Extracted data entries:
[BEGIN]
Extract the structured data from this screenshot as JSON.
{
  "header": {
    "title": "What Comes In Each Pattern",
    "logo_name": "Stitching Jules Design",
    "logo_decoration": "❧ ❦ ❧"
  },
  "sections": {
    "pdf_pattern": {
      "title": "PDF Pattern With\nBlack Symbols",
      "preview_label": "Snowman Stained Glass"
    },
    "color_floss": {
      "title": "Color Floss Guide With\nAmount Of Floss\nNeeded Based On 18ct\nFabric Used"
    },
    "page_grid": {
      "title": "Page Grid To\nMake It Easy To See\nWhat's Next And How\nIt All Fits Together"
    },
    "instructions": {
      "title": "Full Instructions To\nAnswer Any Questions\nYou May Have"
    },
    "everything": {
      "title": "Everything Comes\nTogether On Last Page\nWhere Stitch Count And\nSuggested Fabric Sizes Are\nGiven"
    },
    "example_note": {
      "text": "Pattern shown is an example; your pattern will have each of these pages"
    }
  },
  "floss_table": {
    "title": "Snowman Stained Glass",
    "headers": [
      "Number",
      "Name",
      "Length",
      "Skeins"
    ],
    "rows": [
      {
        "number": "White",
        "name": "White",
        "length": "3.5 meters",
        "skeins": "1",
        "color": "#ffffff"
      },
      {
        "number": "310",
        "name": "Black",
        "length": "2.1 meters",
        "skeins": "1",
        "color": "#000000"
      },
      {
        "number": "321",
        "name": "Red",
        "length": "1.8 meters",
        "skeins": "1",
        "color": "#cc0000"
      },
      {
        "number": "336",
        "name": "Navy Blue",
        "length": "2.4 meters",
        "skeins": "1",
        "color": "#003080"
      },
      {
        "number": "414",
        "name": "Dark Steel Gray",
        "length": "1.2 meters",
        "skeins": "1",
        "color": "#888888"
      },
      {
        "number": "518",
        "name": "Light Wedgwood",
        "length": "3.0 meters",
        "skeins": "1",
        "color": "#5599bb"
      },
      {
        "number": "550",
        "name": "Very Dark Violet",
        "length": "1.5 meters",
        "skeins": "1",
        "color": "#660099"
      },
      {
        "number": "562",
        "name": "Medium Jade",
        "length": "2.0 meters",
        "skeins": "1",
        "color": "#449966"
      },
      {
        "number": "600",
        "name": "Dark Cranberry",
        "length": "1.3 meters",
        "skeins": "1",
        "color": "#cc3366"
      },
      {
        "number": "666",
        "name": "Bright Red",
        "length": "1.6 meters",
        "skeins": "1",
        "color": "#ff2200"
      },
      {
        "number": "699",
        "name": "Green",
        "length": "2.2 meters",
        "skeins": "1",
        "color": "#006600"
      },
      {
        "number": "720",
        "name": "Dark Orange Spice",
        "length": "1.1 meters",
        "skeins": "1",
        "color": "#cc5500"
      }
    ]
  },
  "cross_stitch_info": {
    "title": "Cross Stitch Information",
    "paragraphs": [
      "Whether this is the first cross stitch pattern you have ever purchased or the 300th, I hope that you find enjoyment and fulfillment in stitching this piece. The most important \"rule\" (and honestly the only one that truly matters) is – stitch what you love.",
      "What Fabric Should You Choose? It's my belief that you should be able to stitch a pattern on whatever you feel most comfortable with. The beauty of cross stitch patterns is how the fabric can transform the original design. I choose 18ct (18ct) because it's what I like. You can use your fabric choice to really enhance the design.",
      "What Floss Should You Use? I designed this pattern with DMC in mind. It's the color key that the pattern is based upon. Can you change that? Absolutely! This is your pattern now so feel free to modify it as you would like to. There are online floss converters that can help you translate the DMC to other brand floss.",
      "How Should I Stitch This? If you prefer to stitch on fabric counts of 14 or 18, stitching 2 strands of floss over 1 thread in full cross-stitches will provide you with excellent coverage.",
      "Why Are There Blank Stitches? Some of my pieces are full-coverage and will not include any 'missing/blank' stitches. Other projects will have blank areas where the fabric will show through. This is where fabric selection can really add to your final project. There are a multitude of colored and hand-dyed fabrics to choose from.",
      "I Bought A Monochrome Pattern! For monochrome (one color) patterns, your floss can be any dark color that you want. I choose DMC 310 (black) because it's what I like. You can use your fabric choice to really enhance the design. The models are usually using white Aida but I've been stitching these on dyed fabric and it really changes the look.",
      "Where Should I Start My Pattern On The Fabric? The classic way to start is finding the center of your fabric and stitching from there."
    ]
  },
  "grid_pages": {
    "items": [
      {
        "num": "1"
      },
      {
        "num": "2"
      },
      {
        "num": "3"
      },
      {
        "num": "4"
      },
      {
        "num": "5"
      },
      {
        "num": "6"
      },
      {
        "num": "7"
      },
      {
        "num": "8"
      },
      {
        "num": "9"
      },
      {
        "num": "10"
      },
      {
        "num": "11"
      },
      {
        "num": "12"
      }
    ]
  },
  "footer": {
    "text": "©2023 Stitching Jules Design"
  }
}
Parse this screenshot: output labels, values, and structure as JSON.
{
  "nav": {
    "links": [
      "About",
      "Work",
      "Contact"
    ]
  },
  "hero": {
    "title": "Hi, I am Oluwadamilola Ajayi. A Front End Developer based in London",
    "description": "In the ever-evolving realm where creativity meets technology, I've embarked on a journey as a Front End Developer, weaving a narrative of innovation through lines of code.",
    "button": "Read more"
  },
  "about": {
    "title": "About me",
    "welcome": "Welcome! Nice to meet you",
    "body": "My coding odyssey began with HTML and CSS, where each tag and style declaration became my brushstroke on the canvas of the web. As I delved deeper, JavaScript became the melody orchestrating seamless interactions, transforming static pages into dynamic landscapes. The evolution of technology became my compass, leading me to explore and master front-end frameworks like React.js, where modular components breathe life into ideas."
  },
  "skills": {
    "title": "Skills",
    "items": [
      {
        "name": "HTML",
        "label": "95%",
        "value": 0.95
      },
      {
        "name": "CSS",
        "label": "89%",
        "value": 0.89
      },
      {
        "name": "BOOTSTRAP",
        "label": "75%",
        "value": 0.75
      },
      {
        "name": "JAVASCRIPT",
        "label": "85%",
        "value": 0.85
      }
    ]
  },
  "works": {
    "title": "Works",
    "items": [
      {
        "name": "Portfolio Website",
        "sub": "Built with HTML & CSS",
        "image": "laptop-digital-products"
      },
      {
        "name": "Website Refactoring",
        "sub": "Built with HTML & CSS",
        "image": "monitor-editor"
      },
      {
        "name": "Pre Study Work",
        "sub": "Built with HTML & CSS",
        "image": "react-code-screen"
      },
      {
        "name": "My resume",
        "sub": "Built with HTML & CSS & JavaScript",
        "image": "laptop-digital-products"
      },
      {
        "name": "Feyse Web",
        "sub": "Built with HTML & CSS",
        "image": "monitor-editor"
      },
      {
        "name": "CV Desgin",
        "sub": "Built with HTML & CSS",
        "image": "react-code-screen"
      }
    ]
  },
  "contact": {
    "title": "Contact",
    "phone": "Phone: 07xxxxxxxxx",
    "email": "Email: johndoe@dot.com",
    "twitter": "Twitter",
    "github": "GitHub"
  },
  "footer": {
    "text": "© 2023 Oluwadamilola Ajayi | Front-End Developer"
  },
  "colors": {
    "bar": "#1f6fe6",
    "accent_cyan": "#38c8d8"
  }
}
[END]
◆ **Written exercise**:
Every entry must be output again, exactly as written above.

◆ **Complete response**:
Extract the structured data from this screenshot as JSON.
{
  "header": {
    "title": "What Comes In Each Pattern",
    "logo_name": "Stitching Jules Design",
    "logo_decoration": "❧ ❦ ❧"
  },
  "sections": {
    "pdf_pattern": {
      "title": "PDF Pattern With\nBlack Symbols",
      "preview_label": "Snowman Stained Glass"
    },
    "color_floss": {
      "title": "Color Floss Guide With\nAmount Of Floss\nNeeded Based On 18ct\nFabric Used"
    },
    "page_grid": {
      "title": "Page Grid To\nMake It Easy To See\nWhat's Next And How\nIt All Fits Together"
    },
    "instructions": {
      "title": "Full Instructions To\nAnswer Any Questions\nYou May Have"
    },
    "everything": {
      "title": "Everything Comes\nTogether On Last Page\nWhere Stitch Count And\nSuggested Fabric Sizes Are\nGiven"
    },
    "example_note": {
      "text": "Pattern shown is an example; your pattern will have each of these pages"
    }
  },
  "floss_table": {
    "title": "Snowman Stained Glass",
    "headers": [
      "Number",
      "Name",
      "Length",
      "Skeins"
    ],
    "rows": [
      {
        "number": "White",
        "name": "White",
        "length": "3.5 meters",
        "skeins": "1",
        "color": "#ffffff"
      },
      {
        "number": "310",
        "name": "Black",
        "length": "2.1 meters",
        "skeins": "1",
        "color": "#000000"
      },
      {
        "number": "321",
        "name": "Red",
        "length": "1.8 meters",
        "skeins": "1",
        "color": "#cc0000"
      },
      {
        "number": "336",
        "name": "Navy Blue",
        "length": "2.4 meters",
        "skeins": "1",
        "color": "#003080"
      },
      {
        "number": "414",
        "name": "Dark Steel Gray",
        "length": "1.2 meters",
        "skeins": "1",
        "color": "#888888"
      },
      {
        "number": "518",
        "name": "Light Wedgwood",
        "length": "3.0 meters",
        "skeins": "1",
        "color": "#5599bb"
      },
      {
        "number": "550",
        "name": "Very Dark Violet",
        "length": "1.5 meters",
        "skeins": "1",
        "color": "#660099"
      },
      {
        "number": "562",
        "name": "Medium Jade",
        "length": "2.0 meters",
        "skeins": "1",
        "color": "#449966"
      },
      {
        "number": "600",
        "name": "Dark Cranberry",
        "length": "1.3 meters",
        "skeins": "1",
        "color": "#cc3366"
      },
      {
        "number": "666",
        "name": "Bright Red",
        "length": "1.6 meters",
        "skeins": "1",
        "color": "#ff2200"
      },
      {
        "number": "699",
        "name": "Green",
        "length": "2.2 meters",
        "skeins": "1",
        "color": "#006600"
      },
      {
        "number": "720",
        "name": "Dark Orange Spice",
        "length": "1.1 meters",
        "skeins": "1",
        "color": "#cc5500"
      }
    ]
  },
  "cross_stitch_info": {
    "title": "Cross Stitch Information",
    "paragraphs": [
      "Whether this is the first cross stitch pattern you have ever purchased or the 300th, I hope that you find enjoyment and fulfillment in stitching this piece. The most important \"rule\" (and honestly the only one that truly matters) is – stitch what you love.",
      "What Fabric Should You Choose? It's my belief that you should be able to stitch a pattern on whatever you feel most comfortable with. The beauty of cross stitch patterns is how the fabric can transform the original design. I choose 18ct (18ct) because it's what I like. You can use your fabric choice to really enhance the design.",
      "What Floss Should You Use? I designed this pattern with DMC in mind. It's the color key that the pattern is based upon. Can you change that? Absolutely! This is your pattern now so feel free to modify it as you would like to. There are online floss converters that can help you translate the DMC to other brand floss.",
      "How Should I Stitch This? If you prefer to stitch on fabric counts of 14 or 18, stitching 2 strands of floss over 1 thread in full cross-stitches will provide you with excellent coverage.",
      "Why Are There Blank Stitches? Some of my pieces are full-coverage and will not include any 'missing/blank' stitches. Other projects will have blank areas where the fabric will show through. This is where fabric selection can really add to your final project. There are a multitude of colored and hand-dyed fabrics to choose from.",
      "I Bought A Monochrome Pattern! For monochrome (one color) patterns, your floss can be any dark color that you want. I choose DMC 310 (black) because it's what I like. You can use your fabric choice to really enhance the design. The models are usually using white Aida but I've been stitching these on dyed fabric and it really changes the look.",
      "Where Should I Start My Pattern On The Fabric? The classic way to start is finding the center of your fabric and stitching from there."
    ]
  },
  "grid_pages": {
    "items": [
      {
        "num": "1"
      },
      {
        "num": "2"
      },
      {
        "num": "3"
      },
      {
        "num": "4"
      },
      {
        "num": "5"
      },
      {
        "num": "6"
      },
      {
        "num": "7"
      },
      {
        "num": "8"
      },
      {
        "num": "9"
      },
      {
        "num": "10"
      },
      {
        "num": "11"
      },
      {
        "num": "12"
      }
    ]
  },
  "footer": {
    "text": "©2023 Stitching Jules Design"
  }
}
Parse this screenshot: output labels, values, and structure as JSON.
{
  "nav": {
    "links": [
      "About",
      "Work",
      "Contact"
    ]
  },
  "hero": {
    "title": "Hi, I am Oluwadamilola Ajayi. A Front End Developer based in London",
    "description": "In the ever-evolving realm where creativity meets technology, I've embarked on a journey as a Front End Developer, weaving a narrative of innovation through lines of code.",
    "button": "Read more"
  },
  "about": {
    "title": "About me",
    "welcome": "Welcome! Nice to meet you",
    "body": "My coding odyssey began with HTML and CSS, where each tag and style declaration became my brushstroke on the canvas of the web. As I delved deeper, JavaScript became the melody orchestrating seamless interactions, transforming static pages into dynamic landscapes. The evolution of technology became my compass, leading me to explore and master front-end frameworks like React.js, where modular components breathe life into ideas."
  },
  "skills": {
    "title": "Skills",
    "items": [
      {
        "name": "HTML",
        "label": "95%",
        "value": 0.95
      },
      {
        "name": "CSS",
        "label": "89%",
        "value": 0.89
      },
      {
        "name": "BOOTSTRAP",
        "label": "75%",
        "value": 0.75
      },
      {
        "name": "JAVASCRIPT",
        "label": "85%",
        "value": 0.85
      }
    ]
  },
  "works": {
    "title": "Works",
    "items": [
      {
        "name": "Portfolio Website",
        "sub": "Built with HTML & CSS",
        "image": "laptop-digital-products"
      },
      {
        "name": "Website Refactoring",
        "sub": "Built with HTML & CSS",
        "image": "monitor-editor"
      },
      {
        "name": "Pre Study Work",
        "sub": "Built with HTML & CSS",
        "image": "react-code-screen"
      },
      {
        "name": "My resume",
        "sub": "Built with HTML & CSS & JavaScript",
        "image": "laptop-digital-products"
      },
      {
        "name": "Feyse Web",
        "sub": "Built with HTML & CSS",
        "image": "monitor-editor"
      },
      {
        "name": "CV Desgin",
        "sub": "Built with HTML & CSS",
        "image": "react-code-screen"
      }
    ]
  },
  "contact": {
    "title": "Contact",
    "phone": "Phone: 07xxxxxxxxx",
    "email": "Email: johndoe@dot.com",
    "twitter": "Twitter",
    "github": "GitHub"
  },
  "footer": {
    "text": "© 2023 Oluwadamilola Ajayi | Front-End Developer"
  },
  "colors": {
    "bar": "#1f6fe6",
    "accent_cyan": "#38c8d8"
  }
}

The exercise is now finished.